━━ DATASET ENTRIES
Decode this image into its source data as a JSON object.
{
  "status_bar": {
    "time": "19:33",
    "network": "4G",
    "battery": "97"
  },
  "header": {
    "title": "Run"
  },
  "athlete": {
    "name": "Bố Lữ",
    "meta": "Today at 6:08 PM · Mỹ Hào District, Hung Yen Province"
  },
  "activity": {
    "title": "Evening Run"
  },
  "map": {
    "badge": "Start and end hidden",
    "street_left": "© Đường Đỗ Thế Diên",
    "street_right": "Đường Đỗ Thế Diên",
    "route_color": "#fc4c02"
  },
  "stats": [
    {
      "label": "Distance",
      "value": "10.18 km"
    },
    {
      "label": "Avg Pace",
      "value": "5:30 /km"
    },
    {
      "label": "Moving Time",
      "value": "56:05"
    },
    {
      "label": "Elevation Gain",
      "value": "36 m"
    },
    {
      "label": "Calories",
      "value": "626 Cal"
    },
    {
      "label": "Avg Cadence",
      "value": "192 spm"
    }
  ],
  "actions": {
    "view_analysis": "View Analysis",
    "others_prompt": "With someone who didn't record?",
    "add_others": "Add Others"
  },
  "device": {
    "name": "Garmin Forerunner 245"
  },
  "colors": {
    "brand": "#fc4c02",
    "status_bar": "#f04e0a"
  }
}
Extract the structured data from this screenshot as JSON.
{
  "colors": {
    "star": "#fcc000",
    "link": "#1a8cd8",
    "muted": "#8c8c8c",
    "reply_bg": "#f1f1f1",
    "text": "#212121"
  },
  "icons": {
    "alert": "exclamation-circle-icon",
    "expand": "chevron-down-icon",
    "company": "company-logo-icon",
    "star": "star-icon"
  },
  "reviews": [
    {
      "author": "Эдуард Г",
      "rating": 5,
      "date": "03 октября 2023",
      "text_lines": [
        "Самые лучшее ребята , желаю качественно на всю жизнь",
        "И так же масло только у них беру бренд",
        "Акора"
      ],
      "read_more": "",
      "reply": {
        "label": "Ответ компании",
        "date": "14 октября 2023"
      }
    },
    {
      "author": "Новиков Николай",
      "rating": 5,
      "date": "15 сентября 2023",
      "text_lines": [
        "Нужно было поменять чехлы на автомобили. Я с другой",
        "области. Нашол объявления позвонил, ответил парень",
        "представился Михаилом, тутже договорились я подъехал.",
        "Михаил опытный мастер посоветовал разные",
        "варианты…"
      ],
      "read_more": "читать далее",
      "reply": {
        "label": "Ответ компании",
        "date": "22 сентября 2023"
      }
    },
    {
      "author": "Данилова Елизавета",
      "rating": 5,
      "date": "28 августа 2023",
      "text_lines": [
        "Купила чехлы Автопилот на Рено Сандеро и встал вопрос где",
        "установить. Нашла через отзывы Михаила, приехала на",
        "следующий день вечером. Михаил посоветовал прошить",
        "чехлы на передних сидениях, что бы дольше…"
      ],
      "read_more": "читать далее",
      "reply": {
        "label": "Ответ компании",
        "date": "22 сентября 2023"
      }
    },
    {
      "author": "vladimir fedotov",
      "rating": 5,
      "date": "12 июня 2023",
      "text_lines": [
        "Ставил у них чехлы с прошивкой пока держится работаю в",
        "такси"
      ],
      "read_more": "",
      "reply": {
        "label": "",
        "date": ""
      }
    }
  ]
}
━━━━
PROBLEM DESCRIPTION >>
Show the data once more, exactly as it was written.

RESPONSE TO THE EXERCISE >>
Decode this image into its source data as a JSON object.
{
  "status_bar": {
    "time": "19:33",
    "network": "4G",
    "battery": "97"
  },
  "header": {
    "title": "Run"
  },
  "athlete": {
    "name": "Bố Lữ",
    "meta": "Today at 6:08 PM · Mỹ Hào District, Hung Yen Province"
  },
  "activity": {
    "title": "Evening Run"
  },
  "map": {
    "badge": "Start and end hidden",
    "street_left": "© Đường Đỗ Thế Diên",
    "street_right": "Đường Đỗ Thế Diên",
    "route_color": "#fc4c02"
  },
  "stats": [
    {
      "label": "Distance",
      "value": "10.18 km"
    },
    {
      "label": "Avg Pace",
      "value": "5:30 /km"
    },
    {
      "label": "Moving Time",
      "value": "56:05"
    },
    {
      "label": "Elevation Gain",
      "value": "36 m"
    },
    {
      "label": "Calories",
      "value": "626 Cal"
    },
    {
      "label": "Avg Cadence",
      "value": "192 spm"
    }
  ],
  "actions": {
    "view_analysis": "View Analysis",
    "others_prompt": "With someone who didn't record?",
    "add_others": "Add Others"
  },
  "device": {
    "name": "Garmin Forerunner 245"
  },
  "colors": {
    "brand": "#fc4c02",
    "status_bar": "#f04e0a"
  }
}
Extract the structured data from this screenshot as JSON.
{
  "colors": {
    "star": "#fcc000",
    "link": "#1a8cd8",
    "muted": "#8c8c8c",
    "reply_bg": "#f1f1f1",
    "text": "#212121"
  },
  "icons": {
    "alert": "exclamation-circle-icon",
    "expand": "chevron-down-icon",
    "company": "company-logo-icon",
    "star": "star-icon"
  },
  "reviews": [
    {
      "author": "Эдуард Г",
      "rating": 5,
      "date": "03 октября 2023",
      "text_lines": [
        "Самые лучшее ребята , желаю качественно на всю жизнь",
        "И так же масло только у них беру бренд",
        "Акора"
      ],
      "read_more": "",
      "reply": {
        "label": "Ответ компании",
        "date": "14 октября 2023"
      }
    },
    {
      "author": "Новиков Николай",
      "rating": 5,
      "date": "15 сентября 2023",
      "text_lines": [
        "Нужно было поменять чехлы на автомобили. Я с другой",
        "области. Нашол объявления позвонил, ответил парень",
        "представился Михаилом, тутже договорились я подъехал.",
        "Михаил опытный мастер посоветовал разные",
        "варианты…"
      ],
      "read_more": "читать далее",
      "reply": {
        "label": "Ответ компании",
        "date": "22 сентября 2023"
      }
    },
    {
      "author": "Данилова Елизавета",
      "rating": 5,
      "date": "28 августа 2023",
      "text_lines": [
        "Купила чехлы Автопилот на Рено Сандеро и встал вопрос где",
        "установить. Нашла через отзывы Михаила, приехала на",
        "следующий день вечером. Михаил посоветовал прошить",
        "чехлы на передних сидениях, что бы дольше…"
      ],
      "read_more": "читать далее",
      "reply": {
        "label": "Ответ компании",
        "date": "22 сентября 2023"
      }
    },
    {
      "author": "vladimir fedotov",
      "rating": 5,
      "date": "12 июня 2023",
      "text_lines": [
        "Ставил у них чехлы с прошивкой пока держится работаю в",
        "такси"
      ],
      "read_more": "",
      "reply": {
        "label": "",
        "date": ""
      }
    }
  ]
}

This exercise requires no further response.